— Begin Exercise material —
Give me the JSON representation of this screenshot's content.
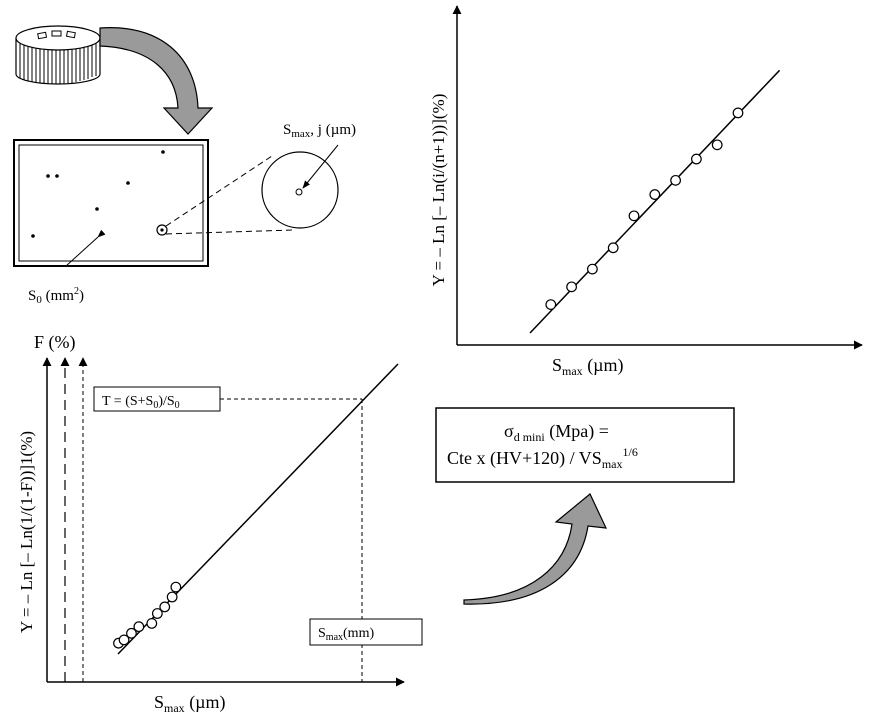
{
  "specimen": {
    "area_label": {
      "main": "S",
      "sub": "0",
      "unit_open": " (mm",
      "sup": "2",
      "unit_close": ")"
    },
    "inclusion_label": {
      "main": "S",
      "sub": "max",
      "rest": ", j (µm)"
    }
  },
  "top_chart": {
    "ylabel": "Y = – Ln [– Ln(i/(n+1))](%)",
    "xlabel": {
      "main": "S",
      "sub": "max",
      "rest": " (µm)"
    },
    "points": [
      [
        1,
        0.8
      ],
      [
        2,
        1.3
      ],
      [
        3,
        1.8
      ],
      [
        4,
        2.4
      ],
      [
        5,
        3.3
      ],
      [
        6,
        3.9
      ],
      [
        7,
        4.3
      ],
      [
        8,
        4.9
      ],
      [
        9,
        5.3
      ],
      [
        10,
        6.2
      ]
    ],
    "fit_line": [
      [
        0,
        0
      ],
      [
        12,
        7.4
      ]
    ]
  },
  "bottom_chart": {
    "ylabel": "Y = – Ln [– Ln(1/(1-F))]1(%)",
    "f_axis_label": "F (%)",
    "xlabel": {
      "main": "S",
      "sub": "max",
      "rest": " (µm)"
    },
    "t_box": {
      "pre": "T = (S+S",
      "sub": "0",
      "mid": ")/S",
      "sub2": "0"
    },
    "smax_box": {
      "main": "S",
      "sub": "max",
      "rest": "(mm)"
    },
    "points": [
      [
        1,
        0.6
      ],
      [
        1.3,
        0.7
      ],
      [
        1.7,
        0.9
      ],
      [
        2.1,
        1.1
      ],
      [
        2.8,
        1.2
      ],
      [
        3.1,
        1.5
      ],
      [
        3.5,
        1.7
      ],
      [
        3.9,
        2.0
      ],
      [
        4.1,
        2.3
      ]
    ]
  },
  "formula": {
    "line1": {
      "sigma": "σ",
      "sub": "d mini",
      "rest": " (Mpa) ="
    },
    "line2": {
      "pre": "Cte x (HV+120) / VS",
      "sub": "max",
      "sup": "1/6"
    }
  },
  "colors": {
    "ink": "#000000",
    "arrow_fill": "#9a9a9a",
    "paper": "#ffffff"
  }
}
— End Exercise material —
> [Goal of the exercise]:
All records must be output exactly as they are, except for the pictures, which are left out.

> [Response for this exercise]:
Give me the JSON representation of this screenshot's content.
{
  "specimen": {
    "area_label": {
      "main": "S",
      "sub": "0",
      "unit_open": " (mm",
      "sup": "2",
      "unit_close": ")"
    },
    "inclusion_label": {
      "main": "S",
      "sub": "max",
      "rest": ", j (µm)"
    }
  },
  "top_chart": {
    "ylabel": "Y = – Ln [– Ln(i/(n+1))](%)",
    "xlabel": {
      "main": "S",
      "sub": "max",
      "rest": " (µm)"
    },
    "points": [
      [
        1,
        0.8
      ],
      [
        2,
        1.3
      ],
      [
        3,
        1.8
      ],
      [
        4,
        2.4
      ],
      [
        5,
        3.3
      ],
      [
        6,
        3.9
      ],
      [
        7,
        4.3
      ],
      [
        8,
        4.9
      ],
      [
        9,
        5.3
      ],
      [
        10,
        6.2
      ]
    ],
    "fit_line": [
      [
        0,
        0
      ],
      [
        12,
        7.4
      ]
    ]
  },
  "bottom_chart": {
    "ylabel": "Y = – Ln [– Ln(1/(1-F))]1(%)",
    "f_axis_label": "F (%)",
    "xlabel": {
      "main": "S",
      "sub": "max",
      "rest": " (µm)"
    },
    "t_box": {
      "pre": "T = (S+S",
      "sub": "0",
      "mid": ")/S",
      "sub2": "0"
    },
    "smax_box": {
      "main": "S",
      "sub": "max",
      "rest": "(mm)"
    },
    "points": [
      [
        1,
        0.6
      ],
      [
        1.3,
        0.7
      ],
      [
        1.7,
        0.9
      ],
      [
        2.1,
        1.1
      ],
      [
        2.8,
        1.2
      ],
      [
        3.1,
        1.5
      ],
      [
        3.5,
        1.7
      ],
      [
        3.9,
        2.0
      ],
      [
        4.1,
        2.3
      ]
    ]
  },
  "formula": {
    "line1": {
      "sigma": "σ",
      "sub": "d mini",
      "rest": " (Mpa) ="
    },
    "line2": {
      "pre": "Cte x (HV+120) / VS",
      "sub": "max",
      "sup": "1/6"
    }
  },
  "colors": {
    "ink": "#000000",
    "arrow_fill": "#9a9a9a",
    "paper": "#ffffff"
  }
}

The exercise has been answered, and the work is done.